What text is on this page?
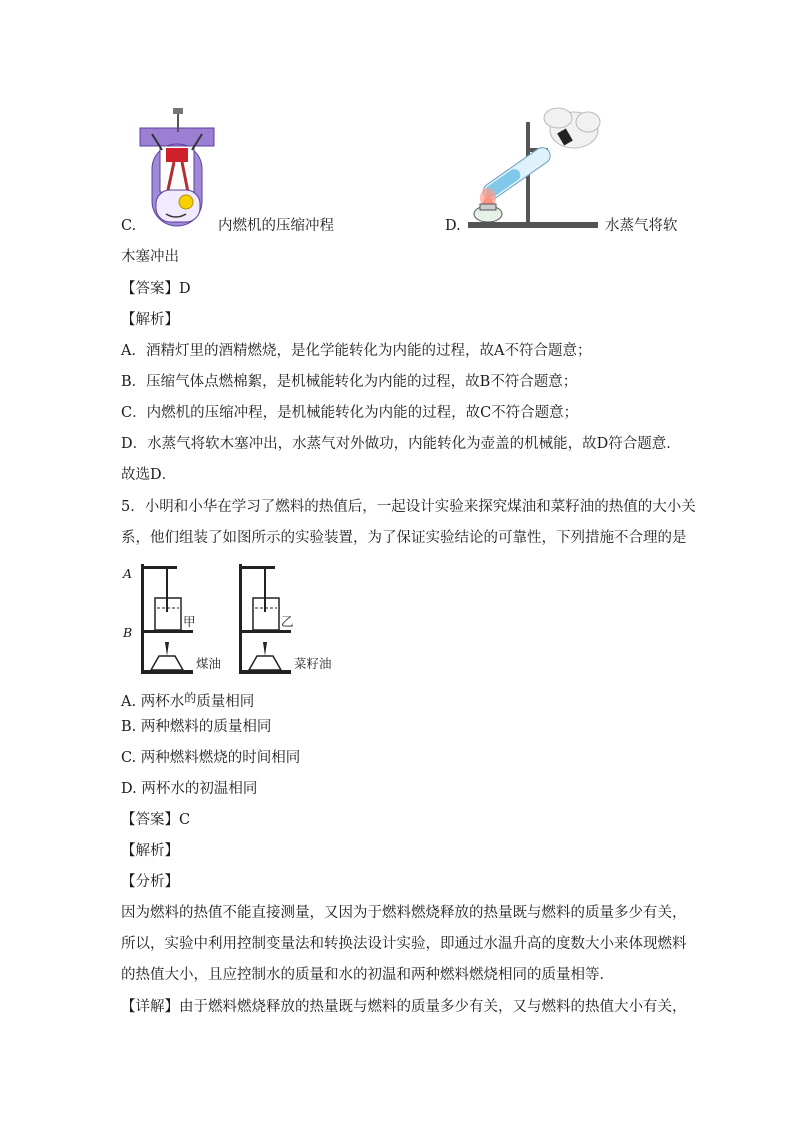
C.	内燃机的压缩冲程	D.	水蒸气将软
木塞冲出
【答案】D
【解析】
A．酒精灯里的酒精燃烧，是化学能转化为内能的过程，故A不符合题意；
B．压缩气体点燃棉絮，是机械能转化为内能的过程，故B不符合题意；
C．内燃机的压缩冲程，是机械能转化为内能的过程，故C不符合题意；
D．水蒸气将软木塞冲出，水蒸气对外做功，内能转化为壶盖的机械能，故D符合题意．
故选D．
5．小明和小华在学习了燃料的热值后，一起设计实验来探究煤油和菜籽油的热值的大小关
系，他们组装了如图所示的实验装置，为了保证实验结论的可靠性，下列措施不合理的是
A
B
甲	乙
煤油	菜籽油
A. 两杯水$^的$质量相同
B. 两种燃料的质量相同
C. 两种燃料燃烧的时间相同
D. 两杯水的初温相同
【答案】C
【解析】
【分析】
因为燃料的热值不能直接测量，又因为于燃料燃烧释放的热量既与燃料的质量多少有关，
所以，实验中利用控制变量法和转换法设计实验，即通过水温升高的度数大小来体现燃料
的热值大小，且应控制水的质量和水的初温和两种燃料燃烧相同的质量相等．
【详解】由于燃料燃烧释放的热量既与燃料的质量多少有关，又与燃料的热值大小有关，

**Instructions to follow:** All of the data above should be transcribed verbatim, with pictures omitted.

**Answer to this task:**
What text is on this page?
C.	内燃机的压缩冲程	D.	水蒸气将软
木塞冲出
【答案】D
【解析】
A．酒精灯里的酒精燃烧，是化学能转化为内能的过程，故A不符合题意；
B．压缩气体点燃棉絮，是机械能转化为内能的过程，故B不符合题意；
C．内燃机的压缩冲程，是机械能转化为内能的过程，故C不符合题意；
D．水蒸气将软木塞冲出，水蒸气对外做功，内能转化为壶盖的机械能，故D符合题意．
故选D．
5．小明和小华在学习了燃料的热值后，一起设计实验来探究煤油和菜籽油的热值的大小关
系，他们组装了如图所示的实验装置，为了保证实验结论的可靠性，下列措施不合理的是
A
B
甲	乙
煤油	菜籽油
A. 两杯水$^的$质量相同
B. 两种燃料的质量相同
C. 两种燃料燃烧的时间相同
D. 两杯水的初温相同
【答案】C
【解析】
【分析】
因为燃料的热值不能直接测量，又因为于燃料燃烧释放的热量既与燃料的质量多少有关，
所以，实验中利用控制变量法和转换法设计实验，即通过水温升高的度数大小来体现燃料
的热值大小，且应控制水的质量和水的初温和两种燃料燃烧相同的质量相等．
【详解】由于燃料燃烧释放的热量既与燃料的质量多少有关，又与燃料的热值大小有关，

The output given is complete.